[Problem to work on]: Output each entry verbatim and exclude every picture from it.

------------------------------------------------

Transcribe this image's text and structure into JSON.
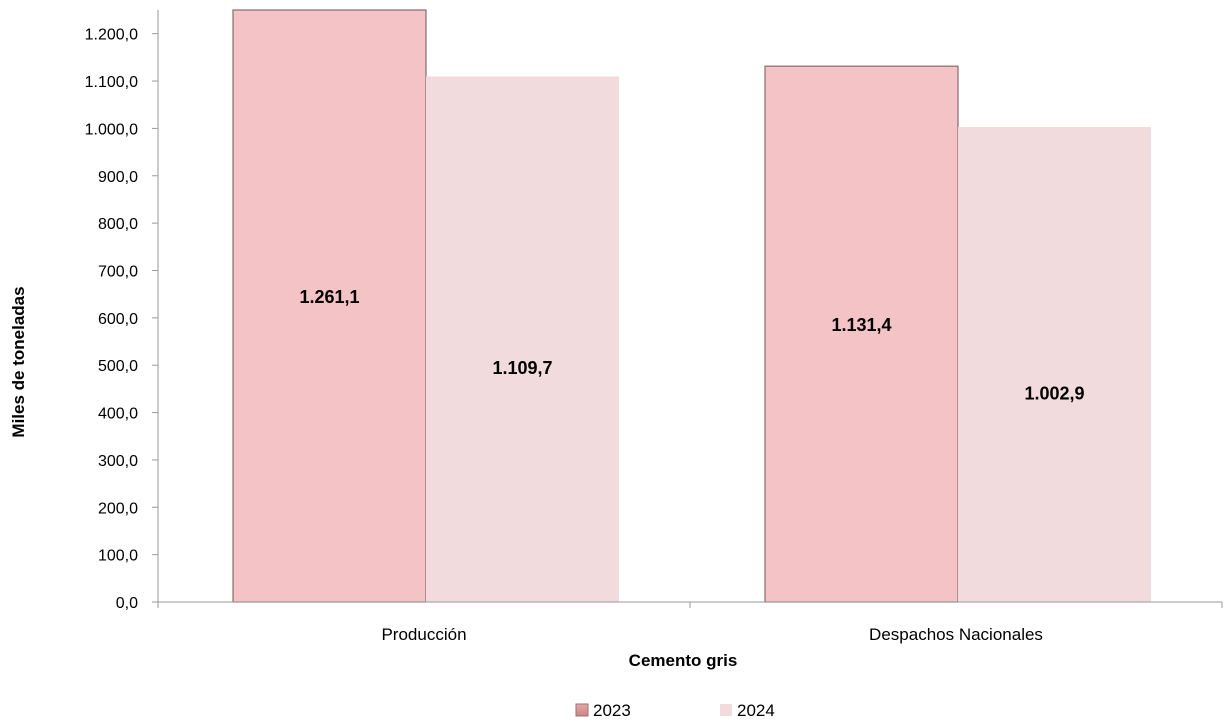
{
  "chart_data": {
    "type": "bar",
    "categories": [
      "Producción",
      "Despachos Nacionales"
    ],
    "series": [
      {
        "name": "2023",
        "values": [
          1261.1,
          1131.4
        ],
        "color": "#f4c3c5",
        "data_labels": [
          "1.261,1",
          "1.131,4"
        ]
      },
      {
        "name": "2024",
        "values": [
          1109.7,
          1002.9
        ],
        "color": "#f2dbdc",
        "data_labels": [
          "1.109,7",
          "1.002,9"
        ]
      }
    ],
    "xlabel": "Cemento gris",
    "ylabel": "Miles de toneladas",
    "ylim": [
      0,
      1250
    ],
    "yticks": [
      0,
      100,
      200,
      300,
      400,
      500,
      600,
      700,
      800,
      900,
      1000,
      1100,
      1200
    ],
    "ytick_labels": [
      "0,0",
      "100,0",
      "200,0",
      "300,0",
      "400,0",
      "500,0",
      "600,0",
      "700,0",
      "800,0",
      "900,0",
      "1.000,0",
      "1.100,0",
      "1.200,0"
    ],
    "grid": false,
    "legend": "bottom-center"
  }
}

------------------------------------------------

[Expected answer]:
Transcribe this image's text and structure into JSON.
{
  "chart_data": {
    "type": "bar",
    "categories": [
      "Producción",
      "Despachos Nacionales"
    ],
    "series": [
      {
        "name": "2023",
        "values": [
          1261.1,
          1131.4
        ],
        "color": "#f4c3c5",
        "data_labels": [
          "1.261,1",
          "1.131,4"
        ]
      },
      {
        "name": "2024",
        "values": [
          1109.7,
          1002.9
        ],
        "color": "#f2dbdc",
        "data_labels": [
          "1.109,7",
          "1.002,9"
        ]
      }
    ],
    "xlabel": "Cemento gris",
    "ylabel": "Miles de toneladas",
    "ylim": [
      0,
      1250
    ],
    "yticks": [
      0,
      100,
      200,
      300,
      400,
      500,
      600,
      700,
      800,
      900,
      1000,
      1100,
      1200
    ],
    "ytick_labels": [
      "0,0",
      "100,0",
      "200,0",
      "300,0",
      "400,0",
      "500,0",
      "600,0",
      "700,0",
      "800,0",
      "900,0",
      "1.000,0",
      "1.100,0",
      "1.200,0"
    ],
    "grid": false,
    "legend": "bottom-center"
  }
}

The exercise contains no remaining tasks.